-- START OF Records for this exercise --

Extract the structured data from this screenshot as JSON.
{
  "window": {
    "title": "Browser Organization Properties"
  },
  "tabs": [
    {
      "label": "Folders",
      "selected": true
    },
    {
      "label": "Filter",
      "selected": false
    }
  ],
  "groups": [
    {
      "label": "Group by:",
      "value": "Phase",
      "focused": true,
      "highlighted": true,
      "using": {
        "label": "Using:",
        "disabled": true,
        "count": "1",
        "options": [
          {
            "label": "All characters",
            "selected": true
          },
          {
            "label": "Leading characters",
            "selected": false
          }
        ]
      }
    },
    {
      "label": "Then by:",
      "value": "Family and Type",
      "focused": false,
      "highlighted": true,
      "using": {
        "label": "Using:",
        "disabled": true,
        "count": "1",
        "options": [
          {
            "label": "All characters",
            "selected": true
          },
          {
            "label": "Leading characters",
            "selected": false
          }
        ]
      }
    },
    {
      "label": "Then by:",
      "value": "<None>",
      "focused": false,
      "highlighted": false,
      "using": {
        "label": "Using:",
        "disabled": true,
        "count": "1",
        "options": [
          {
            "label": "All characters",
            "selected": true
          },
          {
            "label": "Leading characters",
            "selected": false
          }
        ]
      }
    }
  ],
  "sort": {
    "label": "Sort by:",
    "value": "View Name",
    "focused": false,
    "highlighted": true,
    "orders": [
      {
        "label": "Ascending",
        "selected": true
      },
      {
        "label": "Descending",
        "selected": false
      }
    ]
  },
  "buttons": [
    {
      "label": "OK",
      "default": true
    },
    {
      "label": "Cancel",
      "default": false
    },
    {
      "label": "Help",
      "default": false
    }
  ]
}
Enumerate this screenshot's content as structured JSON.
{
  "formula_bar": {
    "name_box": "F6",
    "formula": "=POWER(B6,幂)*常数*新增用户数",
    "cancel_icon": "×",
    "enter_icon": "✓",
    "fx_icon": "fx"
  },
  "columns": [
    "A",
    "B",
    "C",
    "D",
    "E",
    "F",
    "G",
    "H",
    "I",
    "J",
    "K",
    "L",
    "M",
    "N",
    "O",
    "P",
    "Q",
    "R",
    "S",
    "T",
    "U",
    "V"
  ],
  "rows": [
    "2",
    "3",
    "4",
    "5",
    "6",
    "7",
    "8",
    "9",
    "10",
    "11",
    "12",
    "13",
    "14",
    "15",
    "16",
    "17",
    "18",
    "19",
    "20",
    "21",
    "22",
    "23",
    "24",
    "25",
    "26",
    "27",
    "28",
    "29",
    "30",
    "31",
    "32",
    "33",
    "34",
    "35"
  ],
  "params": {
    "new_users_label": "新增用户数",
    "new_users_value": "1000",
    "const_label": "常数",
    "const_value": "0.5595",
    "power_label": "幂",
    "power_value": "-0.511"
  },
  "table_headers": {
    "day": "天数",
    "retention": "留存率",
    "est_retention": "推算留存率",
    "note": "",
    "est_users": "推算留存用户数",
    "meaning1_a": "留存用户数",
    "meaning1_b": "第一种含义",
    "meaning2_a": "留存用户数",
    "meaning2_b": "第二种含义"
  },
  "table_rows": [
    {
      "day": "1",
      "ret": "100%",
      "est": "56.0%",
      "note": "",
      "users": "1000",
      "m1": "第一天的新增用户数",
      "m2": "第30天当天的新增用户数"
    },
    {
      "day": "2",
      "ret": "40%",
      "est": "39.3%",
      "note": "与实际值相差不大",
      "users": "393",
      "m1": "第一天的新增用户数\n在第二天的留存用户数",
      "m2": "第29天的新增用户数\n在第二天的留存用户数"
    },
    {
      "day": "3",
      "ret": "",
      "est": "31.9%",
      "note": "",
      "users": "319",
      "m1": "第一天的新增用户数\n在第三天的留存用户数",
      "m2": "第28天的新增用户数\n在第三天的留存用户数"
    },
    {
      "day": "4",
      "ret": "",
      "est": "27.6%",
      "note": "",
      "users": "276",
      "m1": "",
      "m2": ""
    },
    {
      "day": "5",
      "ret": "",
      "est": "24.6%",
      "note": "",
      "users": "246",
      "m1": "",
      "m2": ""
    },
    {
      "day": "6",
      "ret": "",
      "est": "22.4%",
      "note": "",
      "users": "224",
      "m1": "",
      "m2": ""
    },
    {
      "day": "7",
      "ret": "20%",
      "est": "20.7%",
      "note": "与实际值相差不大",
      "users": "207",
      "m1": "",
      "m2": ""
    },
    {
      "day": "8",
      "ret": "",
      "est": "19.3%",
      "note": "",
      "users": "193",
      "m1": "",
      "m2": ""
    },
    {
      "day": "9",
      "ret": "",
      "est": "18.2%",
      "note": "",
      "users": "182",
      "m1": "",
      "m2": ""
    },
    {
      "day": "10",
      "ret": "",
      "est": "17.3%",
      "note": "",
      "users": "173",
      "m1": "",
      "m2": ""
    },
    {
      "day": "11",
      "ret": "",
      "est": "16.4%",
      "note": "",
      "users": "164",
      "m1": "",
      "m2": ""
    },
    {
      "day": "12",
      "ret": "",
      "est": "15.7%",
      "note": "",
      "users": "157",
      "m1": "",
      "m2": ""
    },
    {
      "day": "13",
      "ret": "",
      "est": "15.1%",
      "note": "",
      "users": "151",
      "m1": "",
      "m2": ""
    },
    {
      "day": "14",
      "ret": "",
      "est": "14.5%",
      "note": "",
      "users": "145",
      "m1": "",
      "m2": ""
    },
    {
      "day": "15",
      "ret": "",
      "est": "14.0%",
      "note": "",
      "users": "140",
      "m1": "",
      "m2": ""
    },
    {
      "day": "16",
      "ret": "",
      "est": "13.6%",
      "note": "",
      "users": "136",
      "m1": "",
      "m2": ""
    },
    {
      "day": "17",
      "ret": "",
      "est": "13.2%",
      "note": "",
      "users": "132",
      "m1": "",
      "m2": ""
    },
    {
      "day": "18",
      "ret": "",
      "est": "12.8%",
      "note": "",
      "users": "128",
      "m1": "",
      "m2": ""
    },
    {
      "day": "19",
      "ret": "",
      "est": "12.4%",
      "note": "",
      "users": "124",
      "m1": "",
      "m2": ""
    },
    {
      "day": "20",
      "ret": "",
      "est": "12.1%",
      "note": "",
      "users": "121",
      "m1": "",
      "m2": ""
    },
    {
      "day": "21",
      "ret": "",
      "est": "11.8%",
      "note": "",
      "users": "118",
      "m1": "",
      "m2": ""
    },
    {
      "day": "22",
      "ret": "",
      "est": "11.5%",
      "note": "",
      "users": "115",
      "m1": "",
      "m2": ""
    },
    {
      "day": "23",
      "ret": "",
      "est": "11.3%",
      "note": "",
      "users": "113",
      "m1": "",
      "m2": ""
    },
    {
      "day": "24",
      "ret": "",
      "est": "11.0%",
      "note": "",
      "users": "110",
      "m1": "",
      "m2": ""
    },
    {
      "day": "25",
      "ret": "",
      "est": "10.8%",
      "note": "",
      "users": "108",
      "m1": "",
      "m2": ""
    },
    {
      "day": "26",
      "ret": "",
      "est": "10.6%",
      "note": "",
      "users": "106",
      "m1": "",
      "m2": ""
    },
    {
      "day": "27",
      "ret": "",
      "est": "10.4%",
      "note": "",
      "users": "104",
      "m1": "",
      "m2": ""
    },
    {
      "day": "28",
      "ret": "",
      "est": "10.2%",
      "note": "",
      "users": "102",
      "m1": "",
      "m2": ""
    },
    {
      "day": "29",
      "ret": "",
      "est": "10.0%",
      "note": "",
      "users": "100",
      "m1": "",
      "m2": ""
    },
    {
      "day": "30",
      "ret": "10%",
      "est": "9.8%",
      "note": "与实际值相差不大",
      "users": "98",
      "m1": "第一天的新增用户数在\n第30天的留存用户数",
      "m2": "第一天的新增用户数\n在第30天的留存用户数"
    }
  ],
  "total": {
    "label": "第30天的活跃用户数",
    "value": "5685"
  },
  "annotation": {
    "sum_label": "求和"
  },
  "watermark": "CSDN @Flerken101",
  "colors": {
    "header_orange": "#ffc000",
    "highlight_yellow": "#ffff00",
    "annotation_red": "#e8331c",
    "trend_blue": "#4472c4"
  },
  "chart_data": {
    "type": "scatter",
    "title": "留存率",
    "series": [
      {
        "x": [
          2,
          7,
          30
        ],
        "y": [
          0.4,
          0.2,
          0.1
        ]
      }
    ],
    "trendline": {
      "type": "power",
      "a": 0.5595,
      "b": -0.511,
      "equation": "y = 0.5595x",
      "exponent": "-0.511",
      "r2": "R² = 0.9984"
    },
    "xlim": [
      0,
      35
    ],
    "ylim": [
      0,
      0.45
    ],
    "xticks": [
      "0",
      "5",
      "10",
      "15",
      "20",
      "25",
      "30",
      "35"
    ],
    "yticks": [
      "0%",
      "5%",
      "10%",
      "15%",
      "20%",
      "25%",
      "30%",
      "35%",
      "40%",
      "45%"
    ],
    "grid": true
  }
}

-- END OF Records for this exercise --

◆ Direction
Find every line of the data that holds the string "highlighted", then say how many there are and nothing else.

◆ Full response
4